:: GIVEN INSTRUCTION ::
Exactly as written, retype the listing below, omitting the pictures.
-- WORKING DATA start --
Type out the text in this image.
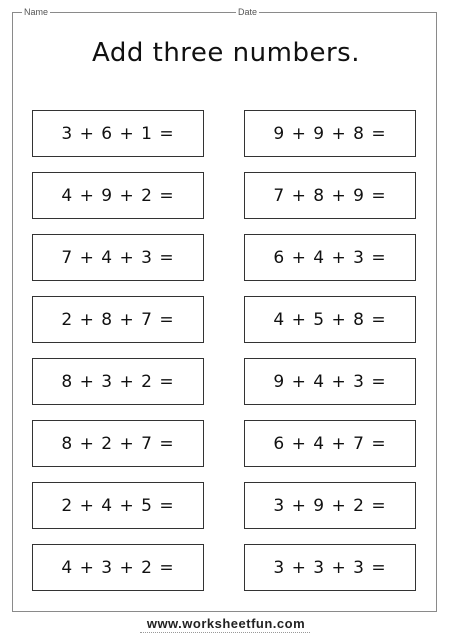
Name	Date
Add three numbers.
3 + 6 + 1 =	9 + 9 + 8 =
4 + 9 + 2 =	7 + 8 + 9 =
7 + 4 + 3 =	6 + 4 + 3 =
2 + 8 + 7 =	4 + 5 + 8 =
8 + 3 + 2 =	9 + 4 + 3 =
8 + 2 + 7 =	6 + 4 + 7 =
2 + 4 + 5 =	3 + 9 + 2 =
4 + 3 + 2 =	3 + 3 + 3 =
www.worksheetfun.com
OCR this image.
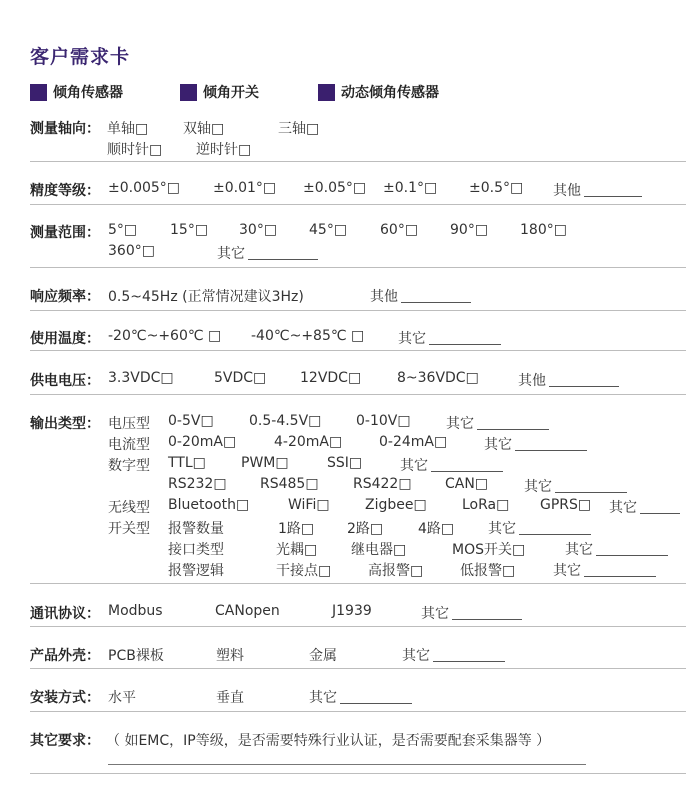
客户需求卡
倾角传感器	倾角开关	动态倾角传感器
测量轴向： 单轴□ 双轴□	三轴□
顺时针□ 逆时针□
精度等级： ±0.005°□ ±0.01°□ ±0.05°□ ±0.1°□ ±0.5°□ 其他
测量范围： 5°□ 15°□ 30°□ 45°□ 60°□ 90°□ 180°□
360°□	其它
响应频率： 0.5~45Hz (正常情况建议3Hz)	其他
使用温度： -20℃~+60℃ □ -40℃~+85℃ □ 其它
供电电压： 3.3VDC□	5VDC□ 12VDC□	8~36VDC□	其他
输出类型： 电压型 0-5V□	0.5-4.5V□ 0-10V□	其它
电流型 0-20mA□	4-20mA□	0-24mA□	其它
数字型 TTL□	PWM□	SSI□	其它
RS232□ RS485□ RS422□ CAN□	其它
无线型 Bluetooth□	WiFi□	Zigbee□	LoRa□ GPRS□ 其它
开关型 报警数量	1路□ 2路□ 4路□ 其它
接口类型	光耦□ 继电器□	MOS开关□	其它
报警逻辑	干接点□	高报警□	低报警□	其它
通讯协议： Modbus	CANopen	J1939	其它
产品外壳： PCB裸板	塑料	金属	其它
安装方式： 水平	垂直	其它
其它要求： （ 如EMC，IP等级，是否需要特殊行业认证，是否需要配套采集器等 ）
-- WORKING DATA end --
:: SOLVED EXERCISE ::
Type out the text in this image.
Name	Date
Add three numbers.
3 + 6 + 1 =	9 + 9 + 8 =
4 + 9 + 2 =	7 + 8 + 9 =
7 + 4 + 3 =	6 + 4 + 3 =
2 + 8 + 7 =	4 + 5 + 8 =
8 + 3 + 2 =	9 + 4 + 3 =
8 + 2 + 7 =	6 + 4 + 7 =
2 + 4 + 5 =	3 + 9 + 2 =
4 + 3 + 2 =	3 + 3 + 3 =
www.worksheetfun.com
OCR this image.
客户需求卡
倾角传感器	倾角开关	动态倾角传感器
测量轴向： 单轴□ 双轴□	三轴□
顺时针□ 逆时针□
精度等级： ±0.005°□ ±0.01°□ ±0.05°□ ±0.1°□ ±0.5°□ 其他
测量范围： 5°□ 15°□ 30°□ 45°□ 60°□ 90°□ 180°□
360°□	其它
响应频率： 0.5~45Hz (正常情况建议3Hz)	其他
使用温度： -20℃~+60℃ □ -40℃~+85℃ □ 其它
供电电压： 3.3VDC□	5VDC□ 12VDC□	8~36VDC□	其他
输出类型： 电压型 0-5V□	0.5-4.5V□ 0-10V□	其它
电流型 0-20mA□	4-20mA□	0-24mA□	其它
数字型 TTL□	PWM□	SSI□	其它
RS232□ RS485□ RS422□ CAN□	其它
无线型 Bluetooth□	WiFi□	Zigbee□	LoRa□ GPRS□ 其它
开关型 报警数量	1路□ 2路□ 4路□ 其它
接口类型	光耦□ 继电器□	MOS开关□	其它
报警逻辑	干接点□	高报警□	低报警□	其它
通讯协议： Modbus	CANopen	J1939	其它
产品外壳： PCB裸板	塑料	金属	其它
安装方式： 水平	垂直	其它
其它要求： （ 如EMC，IP等级，是否需要特殊行业认证，是否需要配套采集器等 ）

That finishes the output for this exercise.